GIVEN INSTRUCTION: Below are the records; pull every line that includes "你应该怎么做".

==============================

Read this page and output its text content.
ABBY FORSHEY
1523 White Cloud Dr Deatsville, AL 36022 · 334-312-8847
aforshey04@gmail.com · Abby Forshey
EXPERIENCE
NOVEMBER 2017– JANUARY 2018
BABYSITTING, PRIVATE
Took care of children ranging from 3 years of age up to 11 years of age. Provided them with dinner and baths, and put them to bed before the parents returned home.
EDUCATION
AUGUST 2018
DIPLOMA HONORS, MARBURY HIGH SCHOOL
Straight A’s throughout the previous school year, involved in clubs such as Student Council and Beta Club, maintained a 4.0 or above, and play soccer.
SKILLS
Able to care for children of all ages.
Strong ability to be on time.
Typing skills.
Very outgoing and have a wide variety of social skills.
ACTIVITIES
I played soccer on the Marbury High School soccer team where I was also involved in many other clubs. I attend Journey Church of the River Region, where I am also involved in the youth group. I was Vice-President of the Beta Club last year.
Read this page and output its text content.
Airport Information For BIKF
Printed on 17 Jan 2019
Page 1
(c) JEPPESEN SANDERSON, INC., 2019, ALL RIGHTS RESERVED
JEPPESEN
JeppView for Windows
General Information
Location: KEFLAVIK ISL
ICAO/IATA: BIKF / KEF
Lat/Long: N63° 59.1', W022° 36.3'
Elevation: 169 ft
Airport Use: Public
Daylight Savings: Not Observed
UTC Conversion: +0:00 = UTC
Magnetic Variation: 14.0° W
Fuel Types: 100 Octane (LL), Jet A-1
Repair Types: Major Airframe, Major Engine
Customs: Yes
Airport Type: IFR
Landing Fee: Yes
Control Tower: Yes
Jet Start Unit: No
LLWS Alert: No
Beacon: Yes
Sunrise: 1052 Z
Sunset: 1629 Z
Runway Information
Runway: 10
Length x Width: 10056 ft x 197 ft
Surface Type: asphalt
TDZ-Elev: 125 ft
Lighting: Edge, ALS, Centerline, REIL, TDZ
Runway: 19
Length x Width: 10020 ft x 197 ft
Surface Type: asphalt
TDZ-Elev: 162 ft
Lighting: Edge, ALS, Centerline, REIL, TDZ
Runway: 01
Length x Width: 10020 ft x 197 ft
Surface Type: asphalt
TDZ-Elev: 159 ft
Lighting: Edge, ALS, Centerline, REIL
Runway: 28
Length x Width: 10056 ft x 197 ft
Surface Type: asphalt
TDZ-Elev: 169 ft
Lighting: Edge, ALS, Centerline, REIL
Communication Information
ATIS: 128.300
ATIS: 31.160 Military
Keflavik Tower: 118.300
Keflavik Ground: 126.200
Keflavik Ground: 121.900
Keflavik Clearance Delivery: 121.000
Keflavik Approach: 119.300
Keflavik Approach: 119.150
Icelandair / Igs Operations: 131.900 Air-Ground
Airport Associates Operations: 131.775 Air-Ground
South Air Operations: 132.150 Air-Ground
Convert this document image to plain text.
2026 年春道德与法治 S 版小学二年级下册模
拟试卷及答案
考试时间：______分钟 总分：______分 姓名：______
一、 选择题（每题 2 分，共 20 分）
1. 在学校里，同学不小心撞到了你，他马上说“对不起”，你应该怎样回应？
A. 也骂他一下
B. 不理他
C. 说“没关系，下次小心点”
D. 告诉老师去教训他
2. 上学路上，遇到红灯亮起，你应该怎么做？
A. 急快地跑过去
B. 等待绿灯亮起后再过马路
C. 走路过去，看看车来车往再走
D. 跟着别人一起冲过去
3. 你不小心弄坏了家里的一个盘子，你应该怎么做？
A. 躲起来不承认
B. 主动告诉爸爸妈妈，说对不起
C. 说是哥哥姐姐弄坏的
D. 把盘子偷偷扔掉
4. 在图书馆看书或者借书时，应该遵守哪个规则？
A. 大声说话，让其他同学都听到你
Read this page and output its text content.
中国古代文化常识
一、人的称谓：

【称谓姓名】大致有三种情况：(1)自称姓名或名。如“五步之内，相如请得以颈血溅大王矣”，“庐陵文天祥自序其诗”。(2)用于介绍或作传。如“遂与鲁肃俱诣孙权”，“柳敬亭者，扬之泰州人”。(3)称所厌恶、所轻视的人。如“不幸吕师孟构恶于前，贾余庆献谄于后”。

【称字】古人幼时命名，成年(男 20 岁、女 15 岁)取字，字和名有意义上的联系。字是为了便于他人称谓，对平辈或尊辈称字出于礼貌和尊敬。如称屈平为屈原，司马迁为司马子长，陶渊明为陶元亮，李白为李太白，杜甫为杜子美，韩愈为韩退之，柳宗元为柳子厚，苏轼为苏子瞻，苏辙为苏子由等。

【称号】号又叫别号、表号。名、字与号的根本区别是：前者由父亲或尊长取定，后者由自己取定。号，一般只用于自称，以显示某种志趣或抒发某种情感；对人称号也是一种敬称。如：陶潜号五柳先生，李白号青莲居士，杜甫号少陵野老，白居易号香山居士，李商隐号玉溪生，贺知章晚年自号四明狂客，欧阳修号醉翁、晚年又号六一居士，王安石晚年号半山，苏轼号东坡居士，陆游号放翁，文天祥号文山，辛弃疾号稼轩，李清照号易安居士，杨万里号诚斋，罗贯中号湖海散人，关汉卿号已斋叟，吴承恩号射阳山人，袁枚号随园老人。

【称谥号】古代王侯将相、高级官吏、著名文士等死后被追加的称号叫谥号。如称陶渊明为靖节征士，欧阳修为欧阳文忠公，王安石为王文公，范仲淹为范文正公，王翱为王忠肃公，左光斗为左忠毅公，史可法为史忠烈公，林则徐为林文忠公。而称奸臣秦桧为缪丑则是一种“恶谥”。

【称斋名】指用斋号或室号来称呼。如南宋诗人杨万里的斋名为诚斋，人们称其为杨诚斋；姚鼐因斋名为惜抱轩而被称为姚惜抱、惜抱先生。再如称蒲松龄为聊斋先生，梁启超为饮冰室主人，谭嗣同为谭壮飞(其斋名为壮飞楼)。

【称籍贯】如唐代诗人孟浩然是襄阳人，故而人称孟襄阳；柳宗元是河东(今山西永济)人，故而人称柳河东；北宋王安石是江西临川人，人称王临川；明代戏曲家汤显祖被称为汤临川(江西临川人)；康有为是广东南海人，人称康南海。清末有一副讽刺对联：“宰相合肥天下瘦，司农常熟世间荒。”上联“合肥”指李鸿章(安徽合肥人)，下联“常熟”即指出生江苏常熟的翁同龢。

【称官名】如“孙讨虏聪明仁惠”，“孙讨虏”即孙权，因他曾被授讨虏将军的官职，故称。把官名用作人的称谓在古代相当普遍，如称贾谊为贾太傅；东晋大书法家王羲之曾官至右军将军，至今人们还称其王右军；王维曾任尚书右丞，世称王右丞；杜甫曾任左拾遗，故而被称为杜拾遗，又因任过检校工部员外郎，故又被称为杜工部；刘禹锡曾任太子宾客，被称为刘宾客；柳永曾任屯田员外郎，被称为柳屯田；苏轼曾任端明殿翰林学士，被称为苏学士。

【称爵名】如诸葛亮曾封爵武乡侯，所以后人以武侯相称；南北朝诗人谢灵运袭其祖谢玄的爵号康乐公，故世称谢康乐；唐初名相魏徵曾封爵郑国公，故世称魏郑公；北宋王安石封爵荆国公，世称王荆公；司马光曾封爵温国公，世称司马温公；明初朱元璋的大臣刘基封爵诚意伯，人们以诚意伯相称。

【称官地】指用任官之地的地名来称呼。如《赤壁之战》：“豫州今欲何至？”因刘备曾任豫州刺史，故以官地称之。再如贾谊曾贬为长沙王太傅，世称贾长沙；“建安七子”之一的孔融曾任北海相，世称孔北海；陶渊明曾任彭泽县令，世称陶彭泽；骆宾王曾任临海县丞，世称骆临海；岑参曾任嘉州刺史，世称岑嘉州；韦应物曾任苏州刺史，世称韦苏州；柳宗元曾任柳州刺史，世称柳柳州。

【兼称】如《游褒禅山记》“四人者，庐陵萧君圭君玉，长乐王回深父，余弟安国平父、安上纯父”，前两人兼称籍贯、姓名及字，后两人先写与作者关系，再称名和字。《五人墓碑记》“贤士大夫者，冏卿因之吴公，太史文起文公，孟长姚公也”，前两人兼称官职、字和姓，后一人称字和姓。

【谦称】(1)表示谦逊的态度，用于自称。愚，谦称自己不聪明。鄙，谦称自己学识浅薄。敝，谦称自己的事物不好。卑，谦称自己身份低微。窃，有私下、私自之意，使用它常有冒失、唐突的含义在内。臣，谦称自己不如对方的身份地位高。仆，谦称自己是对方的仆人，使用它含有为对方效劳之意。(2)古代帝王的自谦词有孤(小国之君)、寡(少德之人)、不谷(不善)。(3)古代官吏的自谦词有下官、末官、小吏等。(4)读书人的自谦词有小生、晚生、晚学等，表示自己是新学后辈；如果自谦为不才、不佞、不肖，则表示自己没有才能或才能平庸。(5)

==============================

OUTPUT FOR THIS EXERCISE:
2. 上学路上，遇到红灯亮起，你应该怎么做？
3. 你不小心弄坏了家里的一个盘子，你应该怎么做？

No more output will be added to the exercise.